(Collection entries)
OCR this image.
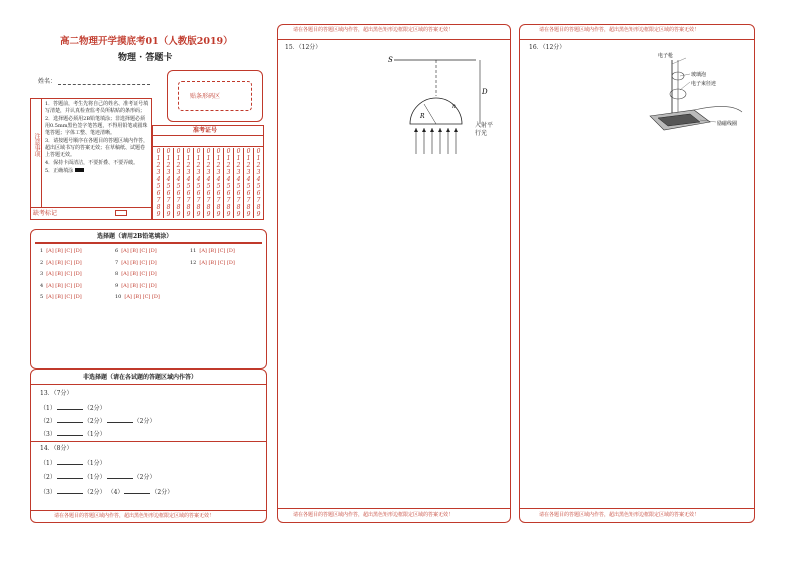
高二物理开学摸底考01（人教版2019）
物理 · 答题卡
姓名：
贴条形码区
注意事项
1．答题前，考生先将自己的姓名、准考证号填写清楚，并认真检查监考员所粘贴的条形码；
2．选择题必须用2B铅笔填涂；非选择题必须用0.5mm黑色签字笔答题，不得用铅笔或圆珠笔答题；字体工整、笔迹清晰。
3．请按题号顺序在各题目的答题区域内作答，超出区域书写的答案无效；在草稿纸、试题卷上答题无效。
4．保持卡面清洁，不要折叠、不要弄破。
5．正确填涂
缺考标记
准考证号
0
1
2
3
4
5
6
7
8
9
0
1
2
3
4
5
6
7
8
9
0
1
2
3
4
5
6
7
8
9
0
1
2
3
4
5
6
7
8
9
0
1
2
3
4
5
6
7
8
9
0
1
2
3
4
5
6
7
8
9
0
1
2
3
4
5
6
7
8
9
0
1
2
3
4
5
6
7
8
9
0
1
2
3
4
5
6
7
8
9
0
1
2
3
4
5
6
7
8
9
0
1
2
3
4
5
6
7
8
9
选择题（请用2B铅笔填涂）
1 [A] [B] [C] [D]
2 [A] [B] [C] [D]
3 [A] [B] [C] [D]
4 [A] [B] [C] [D]
5 [A] [B] [C] [D]
6 [A] [B] [C] [D]
7 [A] [B] [C] [D]
8 [A] [B] [C] [D]
9 [A] [B] [C] [D]
10 [A] [B] [C] [D]
11 [A] [B] [C] [D]
12 [A] [B] [C] [D]
非选择题（请在各试题的答题区域内作答）
13．（7分）
（1）	（2分）
（2）	（2分）	（2分）
（3）	（1分）
14．（8分）
（1）	（1分）
（2）	（1分）	（2分）
（3）	（2分） （4）	（2分）
请在各题目的答题区域内作答，超出黑色矩形边框限定区域的答案无效！
请在各题目的答题区域内作答，超出黑色矩形边框限定区域的答案无效！
请在各题目的答题区域内作答，超出黑色矩形边框限定区域的答案无效！
15．（12分）
S
D
R
n
入射平行光
请在各题目的答题区域内作答，超出黑色矩形边框限定区域的答案无效！
请在各题目的答题区域内作答，超出黑色矩形边框限定区域的答案无效！
16．（12分）
电子枪
玻璃泡
电子束径迹
励磁线圈
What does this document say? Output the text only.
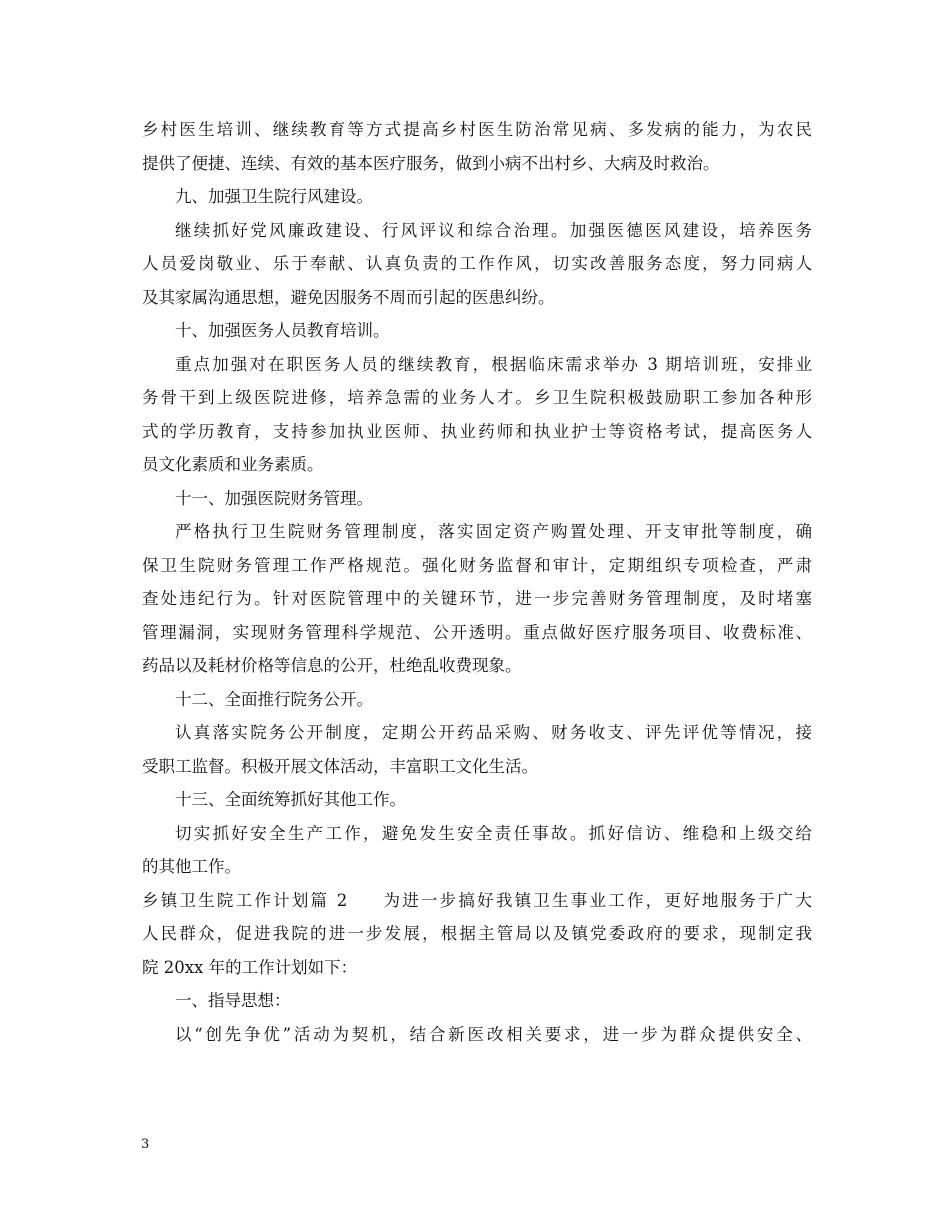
乡村医生培训、继续教育等方式提高乡村医生防治常见病、多发病的能力，为农民
提供了便捷、连续、有效的基本医疗服务，做到小病不出村乡、大病及时救治。
九、加强卫生院行风建设。
继续抓好党风廉政建设、行风评议和综合治理。加强医德医风建设，培养医务
人员爱岗敬业、乐于奉献、认真负责的工作作风，切实改善服务态度，努力同病人
及其家属沟通思想，避免因服务不周而引起的医患纠纷。
十、加强医务人员教育培训。
重点加强对在职医务人员的继续教育，根据临床需求举办 3 期培训班，安排业
务骨干到上级医院进修，培养急需的业务人才。乡卫生院积极鼓励职工参加各种形
式的学历教育，支持参加执业医师、执业药师和执业护士等资格考试，提高医务人
员文化素质和业务素质。
十一、加强医院财务管理。
严格执行卫生院财务管理制度，落实固定资产购置处理、开支审批等制度，确
保卫生院财务管理工作严格规范。强化财务监督和审计，定期组织专项检查，严肃
查处违纪行为。针对医院管理中的关键环节，进一步完善财务管理制度，及时堵塞
管理漏洞，实现财务管理科学规范、公开透明。重点做好医疗服务项目、收费标准、
药品以及耗材价格等信息的公开，杜绝乱收费现象。
十二、全面推行院务公开。
认真落实院务公开制度，定期公开药品采购、财务收支、评先评优等情况，接
受职工监督。积极开展文体活动，丰富职工文化生活。
十三、全面统筹抓好其他工作。
切实抓好安全生产工作，避免发生安全责任事故。抓好信访、维稳和上级交给
的其他工作。
乡镇卫生院工作计划篇 2 为进一步搞好我镇卫生事业工作，更好地服务于广大
人民群众，促进我院的进一步发展，根据主管局以及镇党委政府的要求，现制定我
院 20xx 年的工作计划如下：
一、指导思想：
以“创先争优”活动为契机，结合新医改相关要求，进一步为群众提供安全、
3
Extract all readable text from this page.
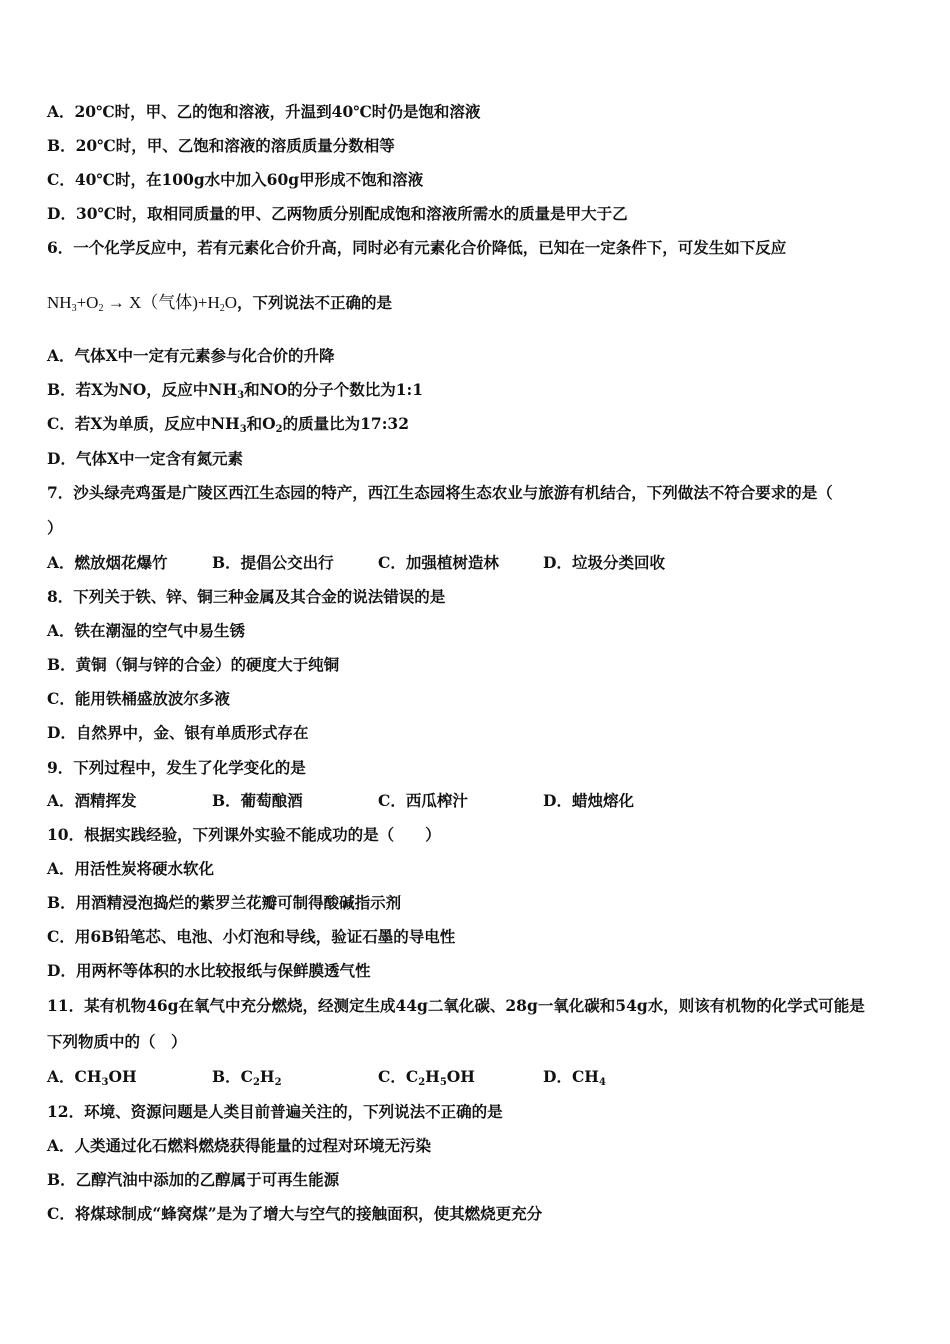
A．20℃时，甲、乙的饱和溶液，升温到40℃时仍是饱和溶液
B．20℃时，甲、乙饱和溶液的溶质质量分数相等
C．40℃时，在100g水中加入60g甲形成不饱和溶液
D．30℃时，取相同质量的甲、乙两物质分别配成饱和溶液所需水的质量是甲大于乙
6．一个化学反应中，若有元素化合价升高，同时必有元素化合价降低，已知在一定条件下，可发生如下反应
$NH_3+O_2 \to X$（气体)$+H_2O$，下列说法不正确的是
A．气体X中一定有元素参与化合价的升降
B．若X为NO，反应中$NH_3$和NO的分子个数比为1:1
C．若X为单质，反应中$NH_3$和$O_2$的质量比为17:32
D．气体X中一定含有氮元素
7．沙头绿壳鸡蛋是广陵区西江生态园的特产，西江生态园将生态农业与旅游有机结合，下列做法不符合要求的是（
）
A．燃放烟花爆竹	B．提倡公交出行	C．加强植树造林	D．垃圾分类回收
8．下列关于铁、锌、铜三种金属及其合金的说法错误的是
A．铁在潮湿的空气中易生锈
B．黄铜（铜与锌的合金）的硬度大于纯铜
C．能用铁桶盛放波尔多液
D．自然界中，金、银有单质形式存在
9．下列过程中，发生了化学变化的是
A．酒精挥发	B．葡萄酿酒	C．西瓜榨汁	D．蜡烛熔化
10．根据实践经验，下列课外实验不能成功的是（　　）
A．用活性炭将硬水软化
B．用酒精浸泡捣烂的紫罗兰花瓣可制得酸碱指示剂
C．用6B铅笔芯、电池、小灯泡和导线，验证石墨的导电性
D．用两杯等体积的水比较报纸与保鲜膜透气性
11．某有机物46g在氧气中充分燃烧，经测定生成44g二氧化碳、28g一氧化碳和54g水，则该有机物的化学式可能是
下列物质中的（　）
A．$CH_3OH$	B．$C_2H_2$	C．$C_2H_5OH$	D．$CH_4$
12．环境、资源问题是人类目前普遍关注的，下列说法不正确的是
A．人类通过化石燃料燃烧获得能量的过程对环境无污染
B．乙醇汽油中添加的乙醇属于可再生能源
C．将煤球制成“蜂窝煤”是为了增大与空气的接触面积，使其燃烧更充分
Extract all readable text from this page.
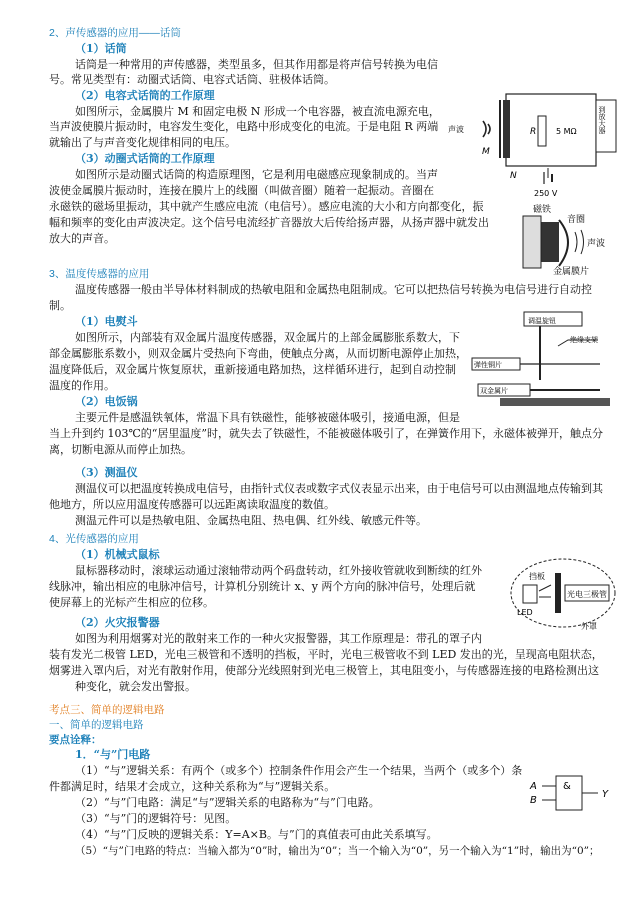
2、声传感器的应用——话筒
（1）话筒
话筒是一种常用的声传感器，类型虽多，但其作用都是将声信号转换为电信
号。常见类型有：动圈式话筒、电容式话筒、驻极体话筒。
（2）电容式话筒的工作原理
如图所示，金属膜片 M 和固定电极 N 形成一个电容器，被直流电源充电，
当声波使膜片振动时，电容发生变化，电路中形成变化的电流。于是电阻 R 两端
就输出了与声音变化规律相同的电压。
（3）动圈式话筒的工作原理
如图所示是动圈式话筒的构造原理图，它是利用电磁感应现象制成的。当声
波使金属膜片振动时，连接在膜片上的线圈（叫做音圈）随着一起振动。音圈在
永磁铁的磁场里振动，其中就产生感应电流（电信号）。感应电流的大小和方向都变化，振
幅和频率的变化由声波决定。这个信号电流经扩音器放大后传给扬声器，从扬声器中就发出
放大的声音。
声波
M
N
R 5 MΩ	到放大器
250 V
磁铁
音圈
声波
金属膜片
3、温度传感器的应用
温度传感器一般由半导体材料制成的热敏电阻和金属热电阻制成。它可以把热信号转换为电信号进行自动控
制。
（1）电熨斗
如图所示，内部装有双金属片温度传感器，双金属片的上部金属膨胀系数大，下
部金属膨胀系数小，则双金属片受热向下弯曲，使触点分离，从而切断电源停止加热，
温度降低后，双金属片恢复原状，重新接通电路加热，这样循环进行，起到自动控制
温度的作用。
（2）电饭锅
主要元件是感温铁氧体，常温下具有铁磁性，能够被磁体吸引，接通电源，但是
当上升到约 103℃的“居里温度”时，就失去了铁磁性，不能被磁体吸引了，在弹簧作用下，永磁体被弹开，触点分
离，切断电源从而停止加热。
（3）测温仪
测温仪可以把温度转换成电信号，由指针式仪表或数字式仪表显示出来，由于电信号可以由测温地点传输到其
他地方，所以应用温度传感器可以远距离读取温度的数值。
测温元件可以是热敏电阻、金属热电阻、热电偶、红外线、敏感元件等。
调温旋钮
绝缘支架
弹性铜片
双金属片
4、光传感器的应用
（1）机械式鼠标
鼠标器移动时，滚球运动通过滚轴带动两个码盘转动，红外接收管就收到断续的红外
线脉冲，输出相应的电脉冲信号，计算机分别统计 x、y 两个方向的脉冲信号，处理后就
使屏幕上的光标产生相应的位移。
（2）火灾报警器
如图为利用烟雾对光的散射来工作的一种火灾报警器，其工作原理是：带孔的罩子内
装有发光二极管 LED，光电三极管和不透明的挡板，平时，光电三极管收不到 LED 发出的光，呈现高电阻状态，
烟雾进入罩内后，对光有散射作用，使部分光线照射到光电三极管上，其电阻变小，与传感器连接的电路检测出这
种变化，就会发出警报。
挡板
LED
光电三极管
外罩
考点三、简单的逻辑电路
一、简单的逻辑电路
要点诠释：
1．“与”门电路
（1）“与”逻辑关系：有两个（或多个）控制条件作用会产生一个结果，当两个（或多个）条
件都满足时，结果才会成立，这种关系称为“与”逻辑关系。
（2）“与”门电路：满足“与”逻辑关系的电路称为“与”门电路。
（3）“与”门的逻辑符号：见图。
（4）“与”门反映的逻辑关系：Y=A×B。与”门的真值表可由此关系填写。
（5）“与”门电路的特点：当输入都为“0”时，输出为“0”；当一个输入为“0”，另一个输入为“1”时，输出为“0”；
A
B
&
Y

» **Task objective**
Give the number of lines that hold the word "下列说法不正确的是" in these records, with nothing added.

» **Task solution**
2